--- Begin Data rows ---
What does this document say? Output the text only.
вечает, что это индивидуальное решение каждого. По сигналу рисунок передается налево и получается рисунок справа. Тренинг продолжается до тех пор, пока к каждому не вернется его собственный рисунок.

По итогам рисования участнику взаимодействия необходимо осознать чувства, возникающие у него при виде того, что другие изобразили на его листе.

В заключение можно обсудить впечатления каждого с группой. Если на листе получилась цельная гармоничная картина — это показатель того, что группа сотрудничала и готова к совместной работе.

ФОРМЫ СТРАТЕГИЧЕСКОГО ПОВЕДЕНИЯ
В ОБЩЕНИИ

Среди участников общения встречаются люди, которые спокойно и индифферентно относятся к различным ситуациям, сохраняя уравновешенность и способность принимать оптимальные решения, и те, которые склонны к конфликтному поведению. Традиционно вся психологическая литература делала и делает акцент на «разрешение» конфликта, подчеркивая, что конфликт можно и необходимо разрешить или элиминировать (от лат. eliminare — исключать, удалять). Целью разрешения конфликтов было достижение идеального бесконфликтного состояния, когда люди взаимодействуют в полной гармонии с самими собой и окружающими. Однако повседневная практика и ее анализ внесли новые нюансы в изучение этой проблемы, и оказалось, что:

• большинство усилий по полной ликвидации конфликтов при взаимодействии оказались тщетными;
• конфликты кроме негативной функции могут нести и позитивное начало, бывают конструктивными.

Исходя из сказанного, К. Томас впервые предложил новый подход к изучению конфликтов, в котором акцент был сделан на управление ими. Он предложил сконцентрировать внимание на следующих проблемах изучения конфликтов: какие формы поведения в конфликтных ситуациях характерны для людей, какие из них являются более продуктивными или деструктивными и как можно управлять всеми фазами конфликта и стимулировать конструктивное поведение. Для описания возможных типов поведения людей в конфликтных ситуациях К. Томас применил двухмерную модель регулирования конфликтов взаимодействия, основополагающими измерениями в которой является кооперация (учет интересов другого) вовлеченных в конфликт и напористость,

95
--- End Data rows ---
Objective:
All lines of the data above that include the word "взаимодействия" must be shown.

Response to the exercise:
По итогам рисования участнику взаимодействия необходимо осознать чувства, возникающие у него при виде того, что другие изобразили на его листе.
Исходя из сказанного, К. Томас впервые предложил новый подход к изучению конфликтов, в котором акцент был сделан на управление ими. Он предложил сконцентрировать внимание на следующих проблемах изучения конфликтов: какие формы поведения в конфликтных ситуациях характерны для людей, какие из них являются более продуктивными или деструктивными и как можно управлять всеми фазами конфликта и стимулировать конструктивное поведение. Для описания возможных типов поведения людей в конфликтных ситуациях К. Томас применил двухмерную модель регулирования конфликтов взаимодействия, основополагающими измерениями в которой является кооперация (учет интересов другого) вовлеченных в конфликт и напористость,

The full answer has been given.